● Exercise inputs:
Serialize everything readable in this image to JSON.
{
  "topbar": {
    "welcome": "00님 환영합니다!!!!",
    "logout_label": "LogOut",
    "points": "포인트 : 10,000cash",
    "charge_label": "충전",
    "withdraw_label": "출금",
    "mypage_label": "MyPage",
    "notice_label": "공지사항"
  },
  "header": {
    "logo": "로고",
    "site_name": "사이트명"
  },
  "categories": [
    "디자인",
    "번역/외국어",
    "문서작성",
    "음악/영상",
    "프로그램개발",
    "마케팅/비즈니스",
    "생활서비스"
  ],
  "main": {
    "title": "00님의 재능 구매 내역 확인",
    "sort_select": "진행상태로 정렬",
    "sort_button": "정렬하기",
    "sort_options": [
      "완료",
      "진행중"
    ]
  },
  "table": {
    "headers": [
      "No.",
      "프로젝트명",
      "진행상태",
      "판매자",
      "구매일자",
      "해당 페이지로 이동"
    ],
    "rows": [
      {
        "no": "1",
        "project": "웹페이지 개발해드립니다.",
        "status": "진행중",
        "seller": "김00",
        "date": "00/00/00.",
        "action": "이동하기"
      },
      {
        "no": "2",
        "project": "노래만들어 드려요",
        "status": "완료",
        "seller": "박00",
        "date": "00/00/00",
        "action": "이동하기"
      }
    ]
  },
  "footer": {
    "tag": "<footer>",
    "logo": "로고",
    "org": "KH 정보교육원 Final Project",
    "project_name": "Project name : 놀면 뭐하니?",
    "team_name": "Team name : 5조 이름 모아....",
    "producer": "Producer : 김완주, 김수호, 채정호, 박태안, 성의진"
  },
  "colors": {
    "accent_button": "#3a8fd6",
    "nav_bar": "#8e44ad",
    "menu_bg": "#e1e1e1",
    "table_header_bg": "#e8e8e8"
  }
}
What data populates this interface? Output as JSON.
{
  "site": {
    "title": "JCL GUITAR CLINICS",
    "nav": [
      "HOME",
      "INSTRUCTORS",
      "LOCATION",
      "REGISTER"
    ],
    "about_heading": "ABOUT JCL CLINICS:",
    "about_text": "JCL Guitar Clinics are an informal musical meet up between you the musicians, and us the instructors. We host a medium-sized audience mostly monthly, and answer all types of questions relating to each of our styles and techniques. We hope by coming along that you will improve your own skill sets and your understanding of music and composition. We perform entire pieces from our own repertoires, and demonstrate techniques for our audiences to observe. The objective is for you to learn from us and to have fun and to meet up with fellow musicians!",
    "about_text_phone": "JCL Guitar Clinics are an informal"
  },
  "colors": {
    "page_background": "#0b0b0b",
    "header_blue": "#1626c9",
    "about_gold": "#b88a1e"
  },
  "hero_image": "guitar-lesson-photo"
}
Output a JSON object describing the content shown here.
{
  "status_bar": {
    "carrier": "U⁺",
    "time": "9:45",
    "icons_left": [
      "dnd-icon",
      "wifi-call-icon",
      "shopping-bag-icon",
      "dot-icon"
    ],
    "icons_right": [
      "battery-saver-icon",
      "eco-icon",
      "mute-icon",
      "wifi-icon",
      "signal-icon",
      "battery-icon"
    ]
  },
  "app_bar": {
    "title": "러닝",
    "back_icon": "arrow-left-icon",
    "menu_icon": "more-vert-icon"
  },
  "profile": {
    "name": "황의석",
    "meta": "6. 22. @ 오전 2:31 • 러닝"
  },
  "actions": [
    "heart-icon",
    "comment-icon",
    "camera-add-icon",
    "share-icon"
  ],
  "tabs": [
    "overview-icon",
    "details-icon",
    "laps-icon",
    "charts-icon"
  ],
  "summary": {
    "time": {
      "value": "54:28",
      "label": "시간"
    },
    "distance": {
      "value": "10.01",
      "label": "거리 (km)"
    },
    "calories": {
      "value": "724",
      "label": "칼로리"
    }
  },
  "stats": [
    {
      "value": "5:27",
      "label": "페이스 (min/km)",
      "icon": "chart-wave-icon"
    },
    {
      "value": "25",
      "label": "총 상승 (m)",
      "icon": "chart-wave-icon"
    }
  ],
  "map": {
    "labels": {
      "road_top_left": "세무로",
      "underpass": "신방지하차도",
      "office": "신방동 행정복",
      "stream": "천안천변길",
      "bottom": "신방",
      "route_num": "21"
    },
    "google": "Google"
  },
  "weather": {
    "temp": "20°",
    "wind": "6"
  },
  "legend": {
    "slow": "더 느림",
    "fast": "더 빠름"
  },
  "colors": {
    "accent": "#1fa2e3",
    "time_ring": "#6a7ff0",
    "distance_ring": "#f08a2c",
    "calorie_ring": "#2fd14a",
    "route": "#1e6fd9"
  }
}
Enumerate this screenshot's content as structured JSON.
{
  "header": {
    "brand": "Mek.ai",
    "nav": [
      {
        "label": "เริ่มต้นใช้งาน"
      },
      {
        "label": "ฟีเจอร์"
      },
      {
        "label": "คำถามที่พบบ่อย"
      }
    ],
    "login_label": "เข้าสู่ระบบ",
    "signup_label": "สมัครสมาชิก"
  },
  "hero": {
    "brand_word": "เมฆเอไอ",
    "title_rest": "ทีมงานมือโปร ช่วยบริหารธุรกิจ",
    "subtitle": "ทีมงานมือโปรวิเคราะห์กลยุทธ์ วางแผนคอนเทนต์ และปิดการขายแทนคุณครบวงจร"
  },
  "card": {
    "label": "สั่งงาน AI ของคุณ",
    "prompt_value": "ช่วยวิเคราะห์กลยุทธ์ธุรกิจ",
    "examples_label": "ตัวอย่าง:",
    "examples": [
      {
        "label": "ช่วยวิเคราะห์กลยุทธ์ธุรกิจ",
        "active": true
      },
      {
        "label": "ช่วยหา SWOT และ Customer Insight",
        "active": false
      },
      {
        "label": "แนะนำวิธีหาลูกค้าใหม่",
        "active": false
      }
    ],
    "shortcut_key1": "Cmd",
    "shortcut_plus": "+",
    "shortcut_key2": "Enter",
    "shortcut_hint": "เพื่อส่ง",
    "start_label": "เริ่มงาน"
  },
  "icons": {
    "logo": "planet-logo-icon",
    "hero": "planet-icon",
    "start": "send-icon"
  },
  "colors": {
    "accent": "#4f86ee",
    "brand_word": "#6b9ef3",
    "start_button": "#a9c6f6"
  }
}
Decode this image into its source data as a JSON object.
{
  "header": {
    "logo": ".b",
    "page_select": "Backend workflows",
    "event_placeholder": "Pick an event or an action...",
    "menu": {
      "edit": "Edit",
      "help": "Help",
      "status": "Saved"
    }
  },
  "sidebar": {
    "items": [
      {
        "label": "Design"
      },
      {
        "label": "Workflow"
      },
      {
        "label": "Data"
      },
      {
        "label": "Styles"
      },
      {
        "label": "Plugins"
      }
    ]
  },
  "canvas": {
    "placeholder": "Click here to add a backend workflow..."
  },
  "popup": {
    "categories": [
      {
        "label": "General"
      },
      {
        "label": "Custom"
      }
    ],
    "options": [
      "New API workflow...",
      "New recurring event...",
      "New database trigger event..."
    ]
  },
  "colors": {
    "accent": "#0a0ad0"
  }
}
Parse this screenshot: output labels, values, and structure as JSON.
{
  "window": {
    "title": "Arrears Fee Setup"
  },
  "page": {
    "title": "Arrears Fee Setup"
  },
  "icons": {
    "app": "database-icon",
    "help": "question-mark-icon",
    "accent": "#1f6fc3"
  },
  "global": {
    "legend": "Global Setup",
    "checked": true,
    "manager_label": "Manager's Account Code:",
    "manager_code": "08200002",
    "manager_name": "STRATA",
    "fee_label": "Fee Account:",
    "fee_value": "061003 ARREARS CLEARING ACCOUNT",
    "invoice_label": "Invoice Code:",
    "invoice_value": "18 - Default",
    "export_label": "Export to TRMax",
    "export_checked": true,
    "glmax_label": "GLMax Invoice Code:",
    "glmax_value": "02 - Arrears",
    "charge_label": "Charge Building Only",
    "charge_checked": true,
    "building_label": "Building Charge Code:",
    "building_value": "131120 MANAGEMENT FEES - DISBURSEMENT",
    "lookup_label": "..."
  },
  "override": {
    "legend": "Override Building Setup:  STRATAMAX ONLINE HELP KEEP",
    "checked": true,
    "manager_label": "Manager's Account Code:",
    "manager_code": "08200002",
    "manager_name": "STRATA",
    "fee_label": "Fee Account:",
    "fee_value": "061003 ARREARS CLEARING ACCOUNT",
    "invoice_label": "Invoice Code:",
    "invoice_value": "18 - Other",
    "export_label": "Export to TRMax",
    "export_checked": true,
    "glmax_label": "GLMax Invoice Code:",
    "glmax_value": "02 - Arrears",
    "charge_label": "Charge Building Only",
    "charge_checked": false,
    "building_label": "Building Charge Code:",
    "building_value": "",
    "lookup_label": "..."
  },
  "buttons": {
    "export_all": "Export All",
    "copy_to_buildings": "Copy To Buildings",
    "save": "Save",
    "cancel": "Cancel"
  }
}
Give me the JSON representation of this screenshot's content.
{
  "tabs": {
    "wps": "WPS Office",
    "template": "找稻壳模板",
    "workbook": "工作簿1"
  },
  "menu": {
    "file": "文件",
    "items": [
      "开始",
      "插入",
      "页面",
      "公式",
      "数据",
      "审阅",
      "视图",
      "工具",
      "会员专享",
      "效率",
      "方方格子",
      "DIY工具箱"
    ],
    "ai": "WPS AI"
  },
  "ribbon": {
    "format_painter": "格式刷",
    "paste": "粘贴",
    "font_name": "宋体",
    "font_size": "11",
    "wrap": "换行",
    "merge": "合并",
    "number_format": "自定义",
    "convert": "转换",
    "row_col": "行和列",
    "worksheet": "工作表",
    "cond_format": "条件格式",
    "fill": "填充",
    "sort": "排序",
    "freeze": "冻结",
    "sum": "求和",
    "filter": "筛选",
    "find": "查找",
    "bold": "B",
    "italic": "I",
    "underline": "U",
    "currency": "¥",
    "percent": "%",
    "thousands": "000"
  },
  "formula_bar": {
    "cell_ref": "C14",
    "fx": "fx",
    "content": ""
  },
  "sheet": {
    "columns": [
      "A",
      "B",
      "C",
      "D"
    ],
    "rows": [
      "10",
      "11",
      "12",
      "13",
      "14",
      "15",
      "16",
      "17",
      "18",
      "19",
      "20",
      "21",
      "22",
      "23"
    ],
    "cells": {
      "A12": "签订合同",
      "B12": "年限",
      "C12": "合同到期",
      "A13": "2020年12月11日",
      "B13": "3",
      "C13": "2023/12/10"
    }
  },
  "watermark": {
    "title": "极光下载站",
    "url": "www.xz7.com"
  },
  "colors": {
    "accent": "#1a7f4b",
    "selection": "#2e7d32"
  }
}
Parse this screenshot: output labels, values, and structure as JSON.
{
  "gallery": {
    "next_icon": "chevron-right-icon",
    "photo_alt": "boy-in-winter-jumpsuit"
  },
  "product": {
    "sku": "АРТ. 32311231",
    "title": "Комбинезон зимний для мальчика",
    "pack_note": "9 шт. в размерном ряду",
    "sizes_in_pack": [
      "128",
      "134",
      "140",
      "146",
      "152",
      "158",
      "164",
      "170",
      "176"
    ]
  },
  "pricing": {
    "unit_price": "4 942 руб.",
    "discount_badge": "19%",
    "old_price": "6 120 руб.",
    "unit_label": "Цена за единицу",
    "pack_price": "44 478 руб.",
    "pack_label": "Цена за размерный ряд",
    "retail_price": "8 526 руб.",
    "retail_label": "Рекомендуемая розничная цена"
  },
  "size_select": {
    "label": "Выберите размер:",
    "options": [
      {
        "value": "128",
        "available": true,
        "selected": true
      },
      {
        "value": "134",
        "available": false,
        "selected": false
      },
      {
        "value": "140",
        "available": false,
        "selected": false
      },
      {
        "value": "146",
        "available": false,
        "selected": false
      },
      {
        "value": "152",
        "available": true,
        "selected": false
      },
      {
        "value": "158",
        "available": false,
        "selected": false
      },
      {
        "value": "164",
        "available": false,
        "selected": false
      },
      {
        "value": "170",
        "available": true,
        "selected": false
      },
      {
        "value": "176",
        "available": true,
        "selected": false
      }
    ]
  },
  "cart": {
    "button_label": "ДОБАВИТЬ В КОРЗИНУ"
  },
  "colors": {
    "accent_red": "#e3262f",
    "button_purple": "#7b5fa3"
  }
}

● Work instructions: From the data, pick out every line that includes "event".

● Exercise solution:
    "event_placeholder": "Pick an event or an action...",
      "New recurring event...",
      "New database trigger event..."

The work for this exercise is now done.